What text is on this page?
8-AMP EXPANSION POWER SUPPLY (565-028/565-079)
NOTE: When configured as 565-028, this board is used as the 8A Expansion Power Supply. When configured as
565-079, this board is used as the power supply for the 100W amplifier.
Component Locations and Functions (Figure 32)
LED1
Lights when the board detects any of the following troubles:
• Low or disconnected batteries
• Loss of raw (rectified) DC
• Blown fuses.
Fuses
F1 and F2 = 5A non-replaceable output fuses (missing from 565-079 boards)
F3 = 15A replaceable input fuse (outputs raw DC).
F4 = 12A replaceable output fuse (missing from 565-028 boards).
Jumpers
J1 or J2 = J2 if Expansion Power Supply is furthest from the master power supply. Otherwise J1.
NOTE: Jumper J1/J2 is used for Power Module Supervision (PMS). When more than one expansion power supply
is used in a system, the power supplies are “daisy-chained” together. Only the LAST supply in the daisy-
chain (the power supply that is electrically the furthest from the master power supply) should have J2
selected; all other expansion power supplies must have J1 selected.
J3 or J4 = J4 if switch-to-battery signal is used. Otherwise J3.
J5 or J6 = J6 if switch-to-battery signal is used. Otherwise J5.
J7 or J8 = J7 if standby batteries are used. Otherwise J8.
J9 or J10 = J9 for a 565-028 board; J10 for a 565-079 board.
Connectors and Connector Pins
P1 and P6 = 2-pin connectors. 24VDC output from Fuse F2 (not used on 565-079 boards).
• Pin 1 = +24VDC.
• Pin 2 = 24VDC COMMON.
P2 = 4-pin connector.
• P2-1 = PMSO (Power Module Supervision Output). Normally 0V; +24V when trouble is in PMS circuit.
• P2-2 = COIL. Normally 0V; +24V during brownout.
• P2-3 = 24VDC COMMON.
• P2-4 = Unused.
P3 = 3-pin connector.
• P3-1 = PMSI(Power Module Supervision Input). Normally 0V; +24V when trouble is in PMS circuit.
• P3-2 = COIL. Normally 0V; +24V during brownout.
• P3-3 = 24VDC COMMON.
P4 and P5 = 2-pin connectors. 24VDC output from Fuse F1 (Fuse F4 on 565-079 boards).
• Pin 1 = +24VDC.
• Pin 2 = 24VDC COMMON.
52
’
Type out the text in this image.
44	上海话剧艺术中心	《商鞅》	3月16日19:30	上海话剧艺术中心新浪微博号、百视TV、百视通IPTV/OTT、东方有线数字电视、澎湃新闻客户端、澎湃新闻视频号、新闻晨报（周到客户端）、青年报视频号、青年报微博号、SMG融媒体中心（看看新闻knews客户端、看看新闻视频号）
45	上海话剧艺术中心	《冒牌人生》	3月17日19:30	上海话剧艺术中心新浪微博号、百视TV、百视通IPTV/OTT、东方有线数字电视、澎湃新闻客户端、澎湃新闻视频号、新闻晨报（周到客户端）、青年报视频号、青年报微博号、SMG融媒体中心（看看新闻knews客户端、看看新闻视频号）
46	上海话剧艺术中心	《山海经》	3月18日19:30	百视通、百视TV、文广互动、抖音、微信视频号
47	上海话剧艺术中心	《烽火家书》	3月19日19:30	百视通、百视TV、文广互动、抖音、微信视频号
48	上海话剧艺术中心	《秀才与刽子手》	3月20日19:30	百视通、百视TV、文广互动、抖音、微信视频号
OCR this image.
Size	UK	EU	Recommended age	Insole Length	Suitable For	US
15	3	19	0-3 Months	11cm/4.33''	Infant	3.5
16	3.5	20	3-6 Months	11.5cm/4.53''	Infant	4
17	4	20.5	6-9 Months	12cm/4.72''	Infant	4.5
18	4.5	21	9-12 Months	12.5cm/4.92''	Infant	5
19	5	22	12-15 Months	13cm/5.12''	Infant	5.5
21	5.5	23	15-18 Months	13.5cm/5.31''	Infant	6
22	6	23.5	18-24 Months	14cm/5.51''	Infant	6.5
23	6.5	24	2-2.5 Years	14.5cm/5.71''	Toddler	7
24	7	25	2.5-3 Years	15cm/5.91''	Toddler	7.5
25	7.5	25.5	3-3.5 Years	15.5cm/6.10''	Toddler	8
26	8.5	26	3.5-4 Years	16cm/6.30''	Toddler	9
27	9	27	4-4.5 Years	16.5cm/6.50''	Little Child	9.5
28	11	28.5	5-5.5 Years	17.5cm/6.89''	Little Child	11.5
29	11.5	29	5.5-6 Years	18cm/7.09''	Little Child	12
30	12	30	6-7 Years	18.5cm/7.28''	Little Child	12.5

···

List all lines holding the string "NOTE".

NOTE: When configured as 565-028, this board is used as the 8A Expansion Power Supply. When configured as
NOTE: Jumper J1/J2 is used for Power Module Supervision (PMS). When more than one expansion power supply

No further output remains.